[start]

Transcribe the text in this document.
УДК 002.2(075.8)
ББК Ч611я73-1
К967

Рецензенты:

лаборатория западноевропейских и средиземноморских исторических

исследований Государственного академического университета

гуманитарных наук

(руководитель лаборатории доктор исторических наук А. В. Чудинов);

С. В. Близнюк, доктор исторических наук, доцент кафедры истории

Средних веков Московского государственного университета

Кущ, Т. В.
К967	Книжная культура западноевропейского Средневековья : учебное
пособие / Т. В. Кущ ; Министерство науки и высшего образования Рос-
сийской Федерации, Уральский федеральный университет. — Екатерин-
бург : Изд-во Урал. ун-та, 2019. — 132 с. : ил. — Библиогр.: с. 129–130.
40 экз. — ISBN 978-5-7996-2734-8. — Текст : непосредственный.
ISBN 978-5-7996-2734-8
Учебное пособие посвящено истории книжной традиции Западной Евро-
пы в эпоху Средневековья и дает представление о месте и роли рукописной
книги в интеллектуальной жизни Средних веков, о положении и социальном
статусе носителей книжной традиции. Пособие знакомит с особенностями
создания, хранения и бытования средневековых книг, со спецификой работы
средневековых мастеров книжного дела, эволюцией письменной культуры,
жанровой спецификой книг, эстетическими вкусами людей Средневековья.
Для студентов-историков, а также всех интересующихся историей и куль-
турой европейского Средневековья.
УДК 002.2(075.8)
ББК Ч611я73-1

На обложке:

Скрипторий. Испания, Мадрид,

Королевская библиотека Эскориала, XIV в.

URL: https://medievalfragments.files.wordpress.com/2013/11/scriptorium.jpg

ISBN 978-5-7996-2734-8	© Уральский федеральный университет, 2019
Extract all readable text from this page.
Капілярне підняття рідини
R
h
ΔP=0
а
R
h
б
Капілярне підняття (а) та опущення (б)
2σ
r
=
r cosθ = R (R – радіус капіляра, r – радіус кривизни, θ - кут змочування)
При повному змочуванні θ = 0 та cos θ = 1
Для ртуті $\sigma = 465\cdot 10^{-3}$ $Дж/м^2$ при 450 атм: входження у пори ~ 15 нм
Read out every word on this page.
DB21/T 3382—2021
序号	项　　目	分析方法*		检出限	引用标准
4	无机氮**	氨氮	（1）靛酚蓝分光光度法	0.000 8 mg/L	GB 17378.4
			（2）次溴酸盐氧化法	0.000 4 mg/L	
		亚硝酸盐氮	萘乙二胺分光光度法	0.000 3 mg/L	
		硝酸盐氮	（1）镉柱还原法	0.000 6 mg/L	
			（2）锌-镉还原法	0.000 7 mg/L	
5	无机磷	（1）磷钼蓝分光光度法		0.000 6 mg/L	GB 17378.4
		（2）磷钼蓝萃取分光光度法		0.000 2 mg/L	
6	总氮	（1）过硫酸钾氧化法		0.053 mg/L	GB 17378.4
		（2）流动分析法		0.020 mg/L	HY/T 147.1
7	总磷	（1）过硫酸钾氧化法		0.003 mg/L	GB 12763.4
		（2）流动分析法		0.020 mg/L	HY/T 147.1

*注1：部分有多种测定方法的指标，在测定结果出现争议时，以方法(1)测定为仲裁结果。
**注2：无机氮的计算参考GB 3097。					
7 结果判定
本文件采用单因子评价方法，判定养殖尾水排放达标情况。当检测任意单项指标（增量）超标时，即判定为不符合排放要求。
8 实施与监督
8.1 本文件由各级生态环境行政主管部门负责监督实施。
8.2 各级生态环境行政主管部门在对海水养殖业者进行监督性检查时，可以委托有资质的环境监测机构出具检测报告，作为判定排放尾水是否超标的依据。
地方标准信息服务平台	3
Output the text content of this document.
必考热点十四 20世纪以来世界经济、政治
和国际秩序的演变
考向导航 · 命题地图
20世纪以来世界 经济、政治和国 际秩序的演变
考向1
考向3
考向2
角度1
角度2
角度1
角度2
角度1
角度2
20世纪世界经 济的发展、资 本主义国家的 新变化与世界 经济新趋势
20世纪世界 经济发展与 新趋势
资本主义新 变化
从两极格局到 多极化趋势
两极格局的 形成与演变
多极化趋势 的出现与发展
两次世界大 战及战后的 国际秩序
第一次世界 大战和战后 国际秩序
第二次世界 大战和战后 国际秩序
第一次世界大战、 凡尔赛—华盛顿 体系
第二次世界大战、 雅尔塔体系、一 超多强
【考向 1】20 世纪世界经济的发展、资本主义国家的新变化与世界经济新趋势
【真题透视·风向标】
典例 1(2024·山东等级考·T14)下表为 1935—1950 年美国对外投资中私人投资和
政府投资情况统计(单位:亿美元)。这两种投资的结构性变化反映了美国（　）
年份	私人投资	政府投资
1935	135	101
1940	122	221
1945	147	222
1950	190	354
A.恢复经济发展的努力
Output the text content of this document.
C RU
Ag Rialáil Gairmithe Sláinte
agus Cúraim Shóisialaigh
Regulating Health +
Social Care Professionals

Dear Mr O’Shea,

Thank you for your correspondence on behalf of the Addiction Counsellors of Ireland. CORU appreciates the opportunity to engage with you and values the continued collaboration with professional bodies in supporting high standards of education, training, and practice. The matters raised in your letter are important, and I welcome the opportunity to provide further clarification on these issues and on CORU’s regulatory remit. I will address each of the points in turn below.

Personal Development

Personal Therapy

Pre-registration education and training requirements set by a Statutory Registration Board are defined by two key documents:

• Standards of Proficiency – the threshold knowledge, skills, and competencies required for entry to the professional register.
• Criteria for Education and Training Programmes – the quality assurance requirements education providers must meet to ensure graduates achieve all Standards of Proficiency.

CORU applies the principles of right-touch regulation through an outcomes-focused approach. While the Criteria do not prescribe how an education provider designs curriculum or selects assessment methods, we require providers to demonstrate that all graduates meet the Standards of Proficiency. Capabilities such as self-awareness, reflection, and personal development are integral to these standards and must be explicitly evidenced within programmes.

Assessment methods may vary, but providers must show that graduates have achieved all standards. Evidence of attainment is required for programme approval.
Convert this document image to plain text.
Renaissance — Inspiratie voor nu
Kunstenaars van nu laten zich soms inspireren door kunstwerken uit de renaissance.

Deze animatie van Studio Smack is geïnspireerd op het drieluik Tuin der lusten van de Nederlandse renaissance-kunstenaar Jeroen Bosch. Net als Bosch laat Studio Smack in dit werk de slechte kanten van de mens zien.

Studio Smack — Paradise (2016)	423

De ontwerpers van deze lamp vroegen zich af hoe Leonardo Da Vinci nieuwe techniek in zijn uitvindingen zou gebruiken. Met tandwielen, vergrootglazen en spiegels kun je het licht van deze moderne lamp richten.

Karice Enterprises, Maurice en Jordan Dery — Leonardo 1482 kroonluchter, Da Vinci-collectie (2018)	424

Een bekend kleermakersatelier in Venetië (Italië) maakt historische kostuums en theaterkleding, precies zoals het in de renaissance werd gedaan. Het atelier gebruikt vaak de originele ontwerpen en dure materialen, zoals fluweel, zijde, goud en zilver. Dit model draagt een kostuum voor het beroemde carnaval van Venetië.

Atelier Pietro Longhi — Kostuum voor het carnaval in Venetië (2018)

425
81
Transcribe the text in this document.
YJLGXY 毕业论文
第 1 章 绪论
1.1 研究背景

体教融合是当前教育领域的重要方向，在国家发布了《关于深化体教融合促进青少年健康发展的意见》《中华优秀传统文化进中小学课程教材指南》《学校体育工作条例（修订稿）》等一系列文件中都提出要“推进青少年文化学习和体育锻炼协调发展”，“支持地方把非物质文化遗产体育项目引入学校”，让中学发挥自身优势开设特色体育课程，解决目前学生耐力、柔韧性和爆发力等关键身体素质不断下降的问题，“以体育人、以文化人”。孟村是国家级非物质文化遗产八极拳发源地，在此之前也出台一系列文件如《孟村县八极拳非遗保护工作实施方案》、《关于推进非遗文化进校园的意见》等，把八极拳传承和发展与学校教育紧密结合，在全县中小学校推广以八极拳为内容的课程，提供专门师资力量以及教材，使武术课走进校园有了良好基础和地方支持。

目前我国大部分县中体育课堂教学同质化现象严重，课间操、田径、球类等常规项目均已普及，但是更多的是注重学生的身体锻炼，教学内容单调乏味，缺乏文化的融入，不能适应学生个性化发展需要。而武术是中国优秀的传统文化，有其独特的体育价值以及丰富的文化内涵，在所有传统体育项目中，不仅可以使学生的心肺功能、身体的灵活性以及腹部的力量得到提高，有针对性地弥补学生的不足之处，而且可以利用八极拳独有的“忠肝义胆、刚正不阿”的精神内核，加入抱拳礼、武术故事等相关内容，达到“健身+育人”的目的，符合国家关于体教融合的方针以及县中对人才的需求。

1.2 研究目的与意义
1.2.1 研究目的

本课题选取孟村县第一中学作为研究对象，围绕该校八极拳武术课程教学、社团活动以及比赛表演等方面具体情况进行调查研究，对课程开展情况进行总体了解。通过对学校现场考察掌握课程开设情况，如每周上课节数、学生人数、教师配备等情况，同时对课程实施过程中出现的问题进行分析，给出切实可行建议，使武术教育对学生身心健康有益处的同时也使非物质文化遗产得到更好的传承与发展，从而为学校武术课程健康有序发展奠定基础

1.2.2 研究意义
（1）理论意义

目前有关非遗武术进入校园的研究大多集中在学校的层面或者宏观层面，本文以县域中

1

[end]

> [What is needed]
Pick out every line above that contains the word "университета" and copy it.

> [Full answer]
исследований Государственного академического университета
Средних веков Московского государственного университета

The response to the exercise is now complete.